[Task details]
Repeat all of the material exactly as given.

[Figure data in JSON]
§ §

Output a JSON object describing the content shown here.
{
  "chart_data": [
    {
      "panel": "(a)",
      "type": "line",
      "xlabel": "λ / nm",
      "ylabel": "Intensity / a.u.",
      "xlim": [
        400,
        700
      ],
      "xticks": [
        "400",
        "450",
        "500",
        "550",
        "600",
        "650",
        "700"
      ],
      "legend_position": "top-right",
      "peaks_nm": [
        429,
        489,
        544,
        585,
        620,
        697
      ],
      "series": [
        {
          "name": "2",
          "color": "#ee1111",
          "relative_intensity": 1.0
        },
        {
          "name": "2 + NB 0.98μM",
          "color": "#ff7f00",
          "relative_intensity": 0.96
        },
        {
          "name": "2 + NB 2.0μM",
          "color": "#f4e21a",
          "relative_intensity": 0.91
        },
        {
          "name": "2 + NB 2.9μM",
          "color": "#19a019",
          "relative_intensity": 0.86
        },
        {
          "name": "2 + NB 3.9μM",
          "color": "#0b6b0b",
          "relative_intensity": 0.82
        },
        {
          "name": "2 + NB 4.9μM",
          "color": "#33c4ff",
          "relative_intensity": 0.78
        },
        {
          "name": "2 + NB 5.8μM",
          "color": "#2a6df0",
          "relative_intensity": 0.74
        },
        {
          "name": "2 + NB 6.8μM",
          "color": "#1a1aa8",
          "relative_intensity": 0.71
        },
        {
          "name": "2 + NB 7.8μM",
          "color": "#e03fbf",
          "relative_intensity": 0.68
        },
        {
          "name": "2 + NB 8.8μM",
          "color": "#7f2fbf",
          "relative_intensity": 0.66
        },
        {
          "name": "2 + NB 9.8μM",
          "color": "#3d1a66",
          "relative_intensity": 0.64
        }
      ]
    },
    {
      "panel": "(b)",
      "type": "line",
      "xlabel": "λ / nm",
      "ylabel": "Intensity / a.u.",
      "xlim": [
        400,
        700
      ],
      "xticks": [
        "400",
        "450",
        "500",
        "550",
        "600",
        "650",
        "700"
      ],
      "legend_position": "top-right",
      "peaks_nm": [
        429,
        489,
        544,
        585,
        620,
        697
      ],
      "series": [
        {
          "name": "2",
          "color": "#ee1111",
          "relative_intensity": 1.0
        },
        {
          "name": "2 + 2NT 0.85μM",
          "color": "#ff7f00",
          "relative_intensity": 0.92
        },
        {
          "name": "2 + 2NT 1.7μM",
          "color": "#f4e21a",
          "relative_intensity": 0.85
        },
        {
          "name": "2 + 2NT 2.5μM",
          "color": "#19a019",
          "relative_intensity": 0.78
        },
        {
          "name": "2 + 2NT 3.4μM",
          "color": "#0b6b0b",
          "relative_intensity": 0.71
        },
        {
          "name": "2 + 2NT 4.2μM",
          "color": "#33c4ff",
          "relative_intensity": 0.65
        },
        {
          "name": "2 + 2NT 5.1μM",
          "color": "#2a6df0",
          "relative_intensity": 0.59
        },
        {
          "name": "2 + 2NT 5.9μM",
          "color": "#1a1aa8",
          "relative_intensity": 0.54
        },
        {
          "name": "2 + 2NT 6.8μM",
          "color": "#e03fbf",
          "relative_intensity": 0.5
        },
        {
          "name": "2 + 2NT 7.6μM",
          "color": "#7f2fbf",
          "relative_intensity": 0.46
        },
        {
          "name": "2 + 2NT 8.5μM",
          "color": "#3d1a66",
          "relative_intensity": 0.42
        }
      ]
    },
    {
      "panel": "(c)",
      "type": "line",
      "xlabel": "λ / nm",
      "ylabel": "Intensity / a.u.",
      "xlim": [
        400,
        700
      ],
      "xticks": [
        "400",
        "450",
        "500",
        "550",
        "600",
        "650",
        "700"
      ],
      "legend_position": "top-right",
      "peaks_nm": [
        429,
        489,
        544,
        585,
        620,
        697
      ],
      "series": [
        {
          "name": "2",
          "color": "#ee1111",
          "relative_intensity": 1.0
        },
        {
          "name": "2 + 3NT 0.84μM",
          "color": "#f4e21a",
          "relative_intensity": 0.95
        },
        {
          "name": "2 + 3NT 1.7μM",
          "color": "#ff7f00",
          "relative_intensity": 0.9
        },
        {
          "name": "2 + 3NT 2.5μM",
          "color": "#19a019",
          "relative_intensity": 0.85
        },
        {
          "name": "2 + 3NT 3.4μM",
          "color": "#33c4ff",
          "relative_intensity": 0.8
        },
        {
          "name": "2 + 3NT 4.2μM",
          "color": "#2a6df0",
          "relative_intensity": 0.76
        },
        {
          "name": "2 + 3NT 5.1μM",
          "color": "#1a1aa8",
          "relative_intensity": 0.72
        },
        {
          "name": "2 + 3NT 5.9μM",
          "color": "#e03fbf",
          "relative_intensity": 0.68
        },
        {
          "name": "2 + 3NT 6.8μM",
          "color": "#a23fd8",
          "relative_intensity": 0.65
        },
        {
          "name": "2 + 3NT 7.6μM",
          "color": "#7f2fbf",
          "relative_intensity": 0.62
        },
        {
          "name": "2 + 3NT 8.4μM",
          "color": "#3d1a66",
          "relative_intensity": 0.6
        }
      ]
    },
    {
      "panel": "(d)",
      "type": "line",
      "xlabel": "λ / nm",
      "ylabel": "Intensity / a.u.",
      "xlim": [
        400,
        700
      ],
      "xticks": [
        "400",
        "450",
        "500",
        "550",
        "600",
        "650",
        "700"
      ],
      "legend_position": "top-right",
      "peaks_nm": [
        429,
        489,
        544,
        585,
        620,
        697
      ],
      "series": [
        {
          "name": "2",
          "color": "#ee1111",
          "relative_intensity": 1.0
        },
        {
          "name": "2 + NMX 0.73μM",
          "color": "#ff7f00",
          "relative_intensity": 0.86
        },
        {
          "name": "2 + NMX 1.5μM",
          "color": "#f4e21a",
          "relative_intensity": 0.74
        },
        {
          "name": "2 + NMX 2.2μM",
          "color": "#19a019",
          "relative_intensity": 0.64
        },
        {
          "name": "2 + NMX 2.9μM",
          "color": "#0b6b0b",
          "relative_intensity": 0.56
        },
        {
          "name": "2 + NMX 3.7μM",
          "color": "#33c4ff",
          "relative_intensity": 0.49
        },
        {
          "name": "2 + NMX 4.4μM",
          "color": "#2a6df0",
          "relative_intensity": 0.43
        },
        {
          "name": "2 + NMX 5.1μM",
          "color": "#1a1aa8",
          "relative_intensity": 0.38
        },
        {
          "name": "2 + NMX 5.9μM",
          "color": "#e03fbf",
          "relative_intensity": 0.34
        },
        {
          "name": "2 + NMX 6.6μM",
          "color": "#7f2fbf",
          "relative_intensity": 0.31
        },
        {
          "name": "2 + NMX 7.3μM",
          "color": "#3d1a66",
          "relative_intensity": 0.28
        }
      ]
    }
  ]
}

§ §

[The result]
Output a JSON object describing the content shown here.
{
  "chart_data": [
    {
      "panel": "(a)",
      "type": "line",
      "xlabel": "λ / nm",
      "ylabel": "Intensity / a.u.",
      "xlim": [
        400,
        700
      ],
      "xticks": [
        "400",
        "450",
        "500",
        "550",
        "600",
        "650",
        "700"
      ],
      "legend_position": "top-right",
      "peaks_nm": [
        429,
        489,
        544,
        585,
        620,
        697
      ],
      "series": [
        {
          "name": "2",
          "color": "#ee1111",
          "relative_intensity": 1.0
        },
        {
          "name": "2 + NB 0.98μM",
          "color": "#ff7f00",
          "relative_intensity": 0.96
        },
        {
          "name": "2 + NB 2.0μM",
          "color": "#f4e21a",
          "relative_intensity": 0.91
        },
        {
          "name": "2 + NB 2.9μM",
          "color": "#19a019",
          "relative_intensity": 0.86
        },
        {
          "name": "2 + NB 3.9μM",
          "color": "#0b6b0b",
          "relative_intensity": 0.82
        },
        {
          "name": "2 + NB 4.9μM",
          "color": "#33c4ff",
          "relative_intensity": 0.78
        },
        {
          "name": "2 + NB 5.8μM",
          "color": "#2a6df0",
          "relative_intensity": 0.74
        },
        {
          "name": "2 + NB 6.8μM",
          "color": "#1a1aa8",
          "relative_intensity": 0.71
        },
        {
          "name": "2 + NB 7.8μM",
          "color": "#e03fbf",
          "relative_intensity": 0.68
        },
        {
          "name": "2 + NB 8.8μM",
          "color": "#7f2fbf",
          "relative_intensity": 0.66
        },
        {
          "name": "2 + NB 9.8μM",
          "color": "#3d1a66",
          "relative_intensity": 0.64
        }
      ]
    },
    {
      "panel": "(b)",
      "type": "line",
      "xlabel": "λ / nm",
      "ylabel": "Intensity / a.u.",
      "xlim": [
        400,
        700
      ],
      "xticks": [
        "400",
        "450",
        "500",
        "550",
        "600",
        "650",
        "700"
      ],
      "legend_position": "top-right",
      "peaks_nm": [
        429,
        489,
        544,
        585,
        620,
        697
      ],
      "series": [
        {
          "name": "2",
          "color": "#ee1111",
          "relative_intensity": 1.0
        },
        {
          "name": "2 + 2NT 0.85μM",
          "color": "#ff7f00",
          "relative_intensity": 0.92
        },
        {
          "name": "2 + 2NT 1.7μM",
          "color": "#f4e21a",
          "relative_intensity": 0.85
        },
        {
          "name": "2 + 2NT 2.5μM",
          "color": "#19a019",
          "relative_intensity": 0.78
        },
        {
          "name": "2 + 2NT 3.4μM",
          "color": "#0b6b0b",
          "relative_intensity": 0.71
        },
        {
          "name": "2 + 2NT 4.2μM",
          "color": "#33c4ff",
          "relative_intensity": 0.65
        },
        {
          "name": "2 + 2NT 5.1μM",
          "color": "#2a6df0",
          "relative_intensity": 0.59
        },
        {
          "name": "2 + 2NT 5.9μM",
          "color": "#1a1aa8",
          "relative_intensity": 0.54
        },
        {
          "name": "2 + 2NT 6.8μM",
          "color": "#e03fbf",
          "relative_intensity": 0.5
        },
        {
          "name": "2 + 2NT 7.6μM",
          "color": "#7f2fbf",
          "relative_intensity": 0.46
        },
        {
          "name": "2 + 2NT 8.5μM",
          "color": "#3d1a66",
          "relative_intensity": 0.42
        }
      ]
    },
    {
      "panel": "(c)",
      "type": "line",
      "xlabel": "λ / nm",
      "ylabel": "Intensity / a.u.",
      "xlim": [
        400,
        700
      ],
      "xticks": [
        "400",
        "450",
        "500",
        "550",
        "600",
        "650",
        "700"
      ],
      "legend_position": "top-right",
      "peaks_nm": [
        429,
        489,
        544,
        585,
        620,
        697
      ],
      "series": [
        {
          "name": "2",
          "color": "#ee1111",
          "relative_intensity": 1.0
        },
        {
          "name": "2 + 3NT 0.84μM",
          "color": "#f4e21a",
          "relative_intensity": 0.95
        },
        {
          "name": "2 + 3NT 1.7μM",
          "color": "#ff7f00",
          "relative_intensity": 0.9
        },
        {
          "name": "2 + 3NT 2.5μM",
          "color": "#19a019",
          "relative_intensity": 0.85
        },
        {
          "name": "2 + 3NT 3.4μM",
          "color": "#33c4ff",
          "relative_intensity": 0.8
        },
        {
          "name": "2 + 3NT 4.2μM",
          "color": "#2a6df0",
          "relative_intensity": 0.76
        },
        {
          "name": "2 + 3NT 5.1μM",
          "color": "#1a1aa8",
          "relative_intensity": 0.72
        },
        {
          "name": "2 + 3NT 5.9μM",
          "color": "#e03fbf",
          "relative_intensity": 0.68
        },
        {
          "name": "2 + 3NT 6.8μM",
          "color": "#a23fd8",
          "relative_intensity": 0.65
        },
        {
          "name": "2 + 3NT 7.6μM",
          "color": "#7f2fbf",
          "relative_intensity": 0.62
        },
        {
          "name": "2 + 3NT 8.4μM",
          "color": "#3d1a66",
          "relative_intensity": 0.6
        }
      ]
    },
    {
      "panel": "(d)",
      "type": "line",
      "xlabel": "λ / nm",
      "ylabel": "Intensity / a.u.",
      "xlim": [
        400,
        700
      ],
      "xticks": [
        "400",
        "450",
        "500",
        "550",
        "600",
        "650",
        "700"
      ],
      "legend_position": "top-right",
      "peaks_nm": [
        429,
        489,
        544,
        585,
        620,
        697
      ],
      "series": [
        {
          "name": "2",
          "color": "#ee1111",
          "relative_intensity": 1.0
        },
        {
          "name": "2 + NMX 0.73μM",
          "color": "#ff7f00",
          "relative_intensity": 0.86
        },
        {
          "name": "2 + NMX 1.5μM",
          "color": "#f4e21a",
          "relative_intensity": 0.74
        },
        {
          "name": "2 + NMX 2.2μM",
          "color": "#19a019",
          "relative_intensity": 0.64
        },
        {
          "name": "2 + NMX 2.9μM",
          "color": "#0b6b0b",
          "relative_intensity": 0.56
        },
        {
          "name": "2 + NMX 3.7μM",
          "color": "#33c4ff",
          "relative_intensity": 0.49
        },
        {
          "name": "2 + NMX 4.4μM",
          "color": "#2a6df0",
          "relative_intensity": 0.43
        },
        {
          "name": "2 + NMX 5.1μM",
          "color": "#1a1aa8",
          "relative_intensity": 0.38
        },
        {
          "name": "2 + NMX 5.9μM",
          "color": "#e03fbf",
          "relative_intensity": 0.34
        },
        {
          "name": "2 + NMX 6.6μM",
          "color": "#7f2fbf",
          "relative_intensity": 0.31
        },
        {
          "name": "2 + NMX 7.3μM",
          "color": "#3d1a66",
          "relative_intensity": 0.28
        }
      ]
    }
  ]
}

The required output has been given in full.